Print all the entries verbatim.

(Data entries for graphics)
<<<<
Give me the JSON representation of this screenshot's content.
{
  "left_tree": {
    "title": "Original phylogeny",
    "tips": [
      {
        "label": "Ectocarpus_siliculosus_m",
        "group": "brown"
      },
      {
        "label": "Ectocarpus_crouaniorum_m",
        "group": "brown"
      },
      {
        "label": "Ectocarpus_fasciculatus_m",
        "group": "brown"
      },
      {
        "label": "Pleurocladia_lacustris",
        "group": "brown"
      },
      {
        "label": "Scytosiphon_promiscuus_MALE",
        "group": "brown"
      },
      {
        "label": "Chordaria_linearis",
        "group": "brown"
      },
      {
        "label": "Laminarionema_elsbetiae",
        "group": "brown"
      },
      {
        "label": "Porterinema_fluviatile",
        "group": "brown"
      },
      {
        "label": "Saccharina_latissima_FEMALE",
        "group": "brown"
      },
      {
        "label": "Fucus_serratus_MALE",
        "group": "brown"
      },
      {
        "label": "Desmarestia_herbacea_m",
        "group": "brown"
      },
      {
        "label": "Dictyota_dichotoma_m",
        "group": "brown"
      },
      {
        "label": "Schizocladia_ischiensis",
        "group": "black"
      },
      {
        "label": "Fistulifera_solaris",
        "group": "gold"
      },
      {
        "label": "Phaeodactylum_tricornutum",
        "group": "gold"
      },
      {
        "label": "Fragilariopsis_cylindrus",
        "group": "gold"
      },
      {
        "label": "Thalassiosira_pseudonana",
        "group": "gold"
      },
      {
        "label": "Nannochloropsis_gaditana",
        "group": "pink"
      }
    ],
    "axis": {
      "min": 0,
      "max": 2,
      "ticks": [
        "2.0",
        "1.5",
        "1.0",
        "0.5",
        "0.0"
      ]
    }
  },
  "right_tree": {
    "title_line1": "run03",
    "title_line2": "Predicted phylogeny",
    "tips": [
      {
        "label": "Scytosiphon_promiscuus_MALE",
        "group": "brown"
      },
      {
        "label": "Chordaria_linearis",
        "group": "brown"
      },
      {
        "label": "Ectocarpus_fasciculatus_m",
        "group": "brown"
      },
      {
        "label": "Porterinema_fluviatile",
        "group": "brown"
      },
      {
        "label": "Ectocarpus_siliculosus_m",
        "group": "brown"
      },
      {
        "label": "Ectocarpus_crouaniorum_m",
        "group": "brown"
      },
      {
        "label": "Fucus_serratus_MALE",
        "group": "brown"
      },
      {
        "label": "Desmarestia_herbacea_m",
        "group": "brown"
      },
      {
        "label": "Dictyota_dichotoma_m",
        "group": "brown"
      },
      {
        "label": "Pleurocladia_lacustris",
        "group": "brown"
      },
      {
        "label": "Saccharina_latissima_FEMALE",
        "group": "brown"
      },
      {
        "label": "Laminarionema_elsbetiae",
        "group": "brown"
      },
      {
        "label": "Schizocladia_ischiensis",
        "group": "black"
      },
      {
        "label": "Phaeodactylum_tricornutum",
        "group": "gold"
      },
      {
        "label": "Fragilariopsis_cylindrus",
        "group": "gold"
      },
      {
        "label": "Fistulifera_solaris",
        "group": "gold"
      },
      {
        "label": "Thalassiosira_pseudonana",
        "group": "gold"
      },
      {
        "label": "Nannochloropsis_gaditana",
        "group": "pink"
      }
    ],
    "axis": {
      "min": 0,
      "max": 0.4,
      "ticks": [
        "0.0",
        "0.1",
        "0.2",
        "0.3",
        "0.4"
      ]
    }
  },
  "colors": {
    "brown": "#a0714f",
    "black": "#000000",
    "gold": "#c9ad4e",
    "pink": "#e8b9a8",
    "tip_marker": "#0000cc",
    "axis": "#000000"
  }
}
>>>>
> **SOLUTION**
Give me the JSON representation of this screenshot's content.
{
  "left_tree": {
    "title": "Original phylogeny",
    "tips": [
      {
        "label": "Ectocarpus_siliculosus_m",
        "group": "brown"
      },
      {
        "label": "Ectocarpus_crouaniorum_m",
        "group": "brown"
      },
      {
        "label": "Ectocarpus_fasciculatus_m",
        "group": "brown"
      },
      {
        "label": "Pleurocladia_lacustris",
        "group": "brown"
      },
      {
        "label": "Scytosiphon_promiscuus_MALE",
        "group": "brown"
      },
      {
        "label": "Chordaria_linearis",
        "group": "brown"
      },
      {
        "label": "Laminarionema_elsbetiae",
        "group": "brown"
      },
      {
        "label": "Porterinema_fluviatile",
        "group": "brown"
      },
      {
        "label": "Saccharina_latissima_FEMALE",
        "group": "brown"
      },
      {
        "label": "Fucus_serratus_MALE",
        "group": "brown"
      },
      {
        "label": "Desmarestia_herbacea_m",
        "group": "brown"
      },
      {
        "label": "Dictyota_dichotoma_m",
        "group": "brown"
      },
      {
        "label": "Schizocladia_ischiensis",
        "group": "black"
      },
      {
        "label": "Fistulifera_solaris",
        "group": "gold"
      },
      {
        "label": "Phaeodactylum_tricornutum",
        "group": "gold"
      },
      {
        "label": "Fragilariopsis_cylindrus",
        "group": "gold"
      },
      {
        "label": "Thalassiosira_pseudonana",
        "group": "gold"
      },
      {
        "label": "Nannochloropsis_gaditana",
        "group": "pink"
      }
    ],
    "axis": {
      "min": 0,
      "max": 2,
      "ticks": [
        "2.0",
        "1.5",
        "1.0",
        "0.5",
        "0.0"
      ]
    }
  },
  "right_tree": {
    "title_line1": "run03",
    "title_line2": "Predicted phylogeny",
    "tips": [
      {
        "label": "Scytosiphon_promiscuus_MALE",
        "group": "brown"
      },
      {
        "label": "Chordaria_linearis",
        "group": "brown"
      },
      {
        "label": "Ectocarpus_fasciculatus_m",
        "group": "brown"
      },
      {
        "label": "Porterinema_fluviatile",
        "group": "brown"
      },
      {
        "label": "Ectocarpus_siliculosus_m",
        "group": "brown"
      },
      {
        "label": "Ectocarpus_crouaniorum_m",
        "group": "brown"
      },
      {
        "label": "Fucus_serratus_MALE",
        "group": "brown"
      },
      {
        "label": "Desmarestia_herbacea_m",
        "group": "brown"
      },
      {
        "label": "Dictyota_dichotoma_m",
        "group": "brown"
      },
      {
        "label": "Pleurocladia_lacustris",
        "group": "brown"
      },
      {
        "label": "Saccharina_latissima_FEMALE",
        "group": "brown"
      },
      {
        "label": "Laminarionema_elsbetiae",
        "group": "brown"
      },
      {
        "label": "Schizocladia_ischiensis",
        "group": "black"
      },
      {
        "label": "Phaeodactylum_tricornutum",
        "group": "gold"
      },
      {
        "label": "Fragilariopsis_cylindrus",
        "group": "gold"
      },
      {
        "label": "Fistulifera_solaris",
        "group": "gold"
      },
      {
        "label": "Thalassiosira_pseudonana",
        "group": "gold"
      },
      {
        "label": "Nannochloropsis_gaditana",
        "group": "pink"
      }
    ],
    "axis": {
      "min": 0,
      "max": 0.4,
      "ticks": [
        "0.0",
        "0.1",
        "0.2",
        "0.3",
        "0.4"
      ]
    }
  },
  "colors": {
    "brown": "#a0714f",
    "black": "#000000",
    "gold": "#c9ad4e",
    "pink": "#e8b9a8",
    "tip_marker": "#0000cc",
    "axis": "#000000"
  }
}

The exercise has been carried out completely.